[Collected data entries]
## start
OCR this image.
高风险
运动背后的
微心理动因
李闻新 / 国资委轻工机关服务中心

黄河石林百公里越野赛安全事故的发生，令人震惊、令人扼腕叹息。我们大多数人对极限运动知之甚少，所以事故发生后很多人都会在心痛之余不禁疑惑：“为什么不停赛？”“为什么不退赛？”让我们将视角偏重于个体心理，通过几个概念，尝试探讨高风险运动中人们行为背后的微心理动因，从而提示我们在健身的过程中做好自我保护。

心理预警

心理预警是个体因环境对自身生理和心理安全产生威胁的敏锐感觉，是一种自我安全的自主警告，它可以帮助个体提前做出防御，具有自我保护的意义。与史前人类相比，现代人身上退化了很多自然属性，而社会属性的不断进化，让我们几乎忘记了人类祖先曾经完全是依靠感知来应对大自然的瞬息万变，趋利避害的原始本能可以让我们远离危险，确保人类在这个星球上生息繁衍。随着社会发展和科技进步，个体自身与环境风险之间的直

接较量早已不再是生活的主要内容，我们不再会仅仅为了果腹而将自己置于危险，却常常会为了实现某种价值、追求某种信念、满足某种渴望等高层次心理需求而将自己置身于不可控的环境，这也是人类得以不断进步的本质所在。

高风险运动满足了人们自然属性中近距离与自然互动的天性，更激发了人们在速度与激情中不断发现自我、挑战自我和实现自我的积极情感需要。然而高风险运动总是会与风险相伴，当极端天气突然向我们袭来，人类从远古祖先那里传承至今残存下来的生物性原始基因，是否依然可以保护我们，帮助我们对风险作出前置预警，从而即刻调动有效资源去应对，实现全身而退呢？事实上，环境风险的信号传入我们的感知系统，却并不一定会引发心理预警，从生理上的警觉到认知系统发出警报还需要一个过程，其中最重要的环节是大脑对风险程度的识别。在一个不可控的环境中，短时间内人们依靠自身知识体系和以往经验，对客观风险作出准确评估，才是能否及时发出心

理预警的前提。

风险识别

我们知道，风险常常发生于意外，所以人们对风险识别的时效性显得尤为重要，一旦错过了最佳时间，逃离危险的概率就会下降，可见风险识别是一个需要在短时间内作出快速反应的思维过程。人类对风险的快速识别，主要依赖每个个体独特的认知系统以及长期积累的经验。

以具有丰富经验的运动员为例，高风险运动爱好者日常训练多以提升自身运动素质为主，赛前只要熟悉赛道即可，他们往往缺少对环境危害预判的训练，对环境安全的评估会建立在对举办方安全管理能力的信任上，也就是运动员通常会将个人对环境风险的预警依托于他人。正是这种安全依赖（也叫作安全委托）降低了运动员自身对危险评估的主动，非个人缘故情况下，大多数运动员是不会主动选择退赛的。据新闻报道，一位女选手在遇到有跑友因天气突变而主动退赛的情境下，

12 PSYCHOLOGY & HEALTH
## end
* **Work required**:
Print the material verbatim, all of it.

* **Task output**:
OCR this image.
高风险
运动背后的
微心理动因
李闻新 / 国资委轻工机关服务中心

黄河石林百公里越野赛安全事故的发生，令人震惊、令人扼腕叹息。我们大多数人对极限运动知之甚少，所以事故发生后很多人都会在心痛之余不禁疑惑：“为什么不停赛？”“为什么不退赛？”让我们将视角偏重于个体心理，通过几个概念，尝试探讨高风险运动中人们行为背后的微心理动因，从而提示我们在健身的过程中做好自我保护。

心理预警

心理预警是个体因环境对自身生理和心理安全产生威胁的敏锐感觉，是一种自我安全的自主警告，它可以帮助个体提前做出防御，具有自我保护的意义。与史前人类相比，现代人身上退化了很多自然属性，而社会属性的不断进化，让我们几乎忘记了人类祖先曾经完全是依靠感知来应对大自然的瞬息万变，趋利避害的原始本能可以让我们远离危险，确保人类在这个星球上生息繁衍。随着社会发展和科技进步，个体自身与环境风险之间的直

接较量早已不再是生活的主要内容，我们不再会仅仅为了果腹而将自己置于危险，却常常会为了实现某种价值、追求某种信念、满足某种渴望等高层次心理需求而将自己置身于不可控的环境，这也是人类得以不断进步的本质所在。

高风险运动满足了人们自然属性中近距离与自然互动的天性，更激发了人们在速度与激情中不断发现自我、挑战自我和实现自我的积极情感需要。然而高风险运动总是会与风险相伴，当极端天气突然向我们袭来，人类从远古祖先那里传承至今残存下来的生物性原始基因，是否依然可以保护我们，帮助我们对风险作出前置预警，从而即刻调动有效资源去应对，实现全身而退呢？事实上，环境风险的信号传入我们的感知系统，却并不一定会引发心理预警，从生理上的警觉到认知系统发出警报还需要一个过程，其中最重要的环节是大脑对风险程度的识别。在一个不可控的环境中，短时间内人们依靠自身知识体系和以往经验，对客观风险作出准确评估，才是能否及时发出心

理预警的前提。

风险识别

我们知道，风险常常发生于意外，所以人们对风险识别的时效性显得尤为重要，一旦错过了最佳时间，逃离危险的概率就会下降，可见风险识别是一个需要在短时间内作出快速反应的思维过程。人类对风险的快速识别，主要依赖每个个体独特的认知系统以及长期积累的经验。

以具有丰富经验的运动员为例，高风险运动爱好者日常训练多以提升自身运动素质为主，赛前只要熟悉赛道即可，他们往往缺少对环境危害预判的训练，对环境安全的评估会建立在对举办方安全管理能力的信任上，也就是运动员通常会将个人对环境风险的预警依托于他人。正是这种安全依赖（也叫作安全委托）降低了运动员自身对危险评估的主动，非个人缘故情况下，大多数运动员是不会主动选择退赛的。据新闻报道，一位女选手在遇到有跑友因天气突变而主动退赛的情境下，

12 PSYCHOLOGY & HEALTH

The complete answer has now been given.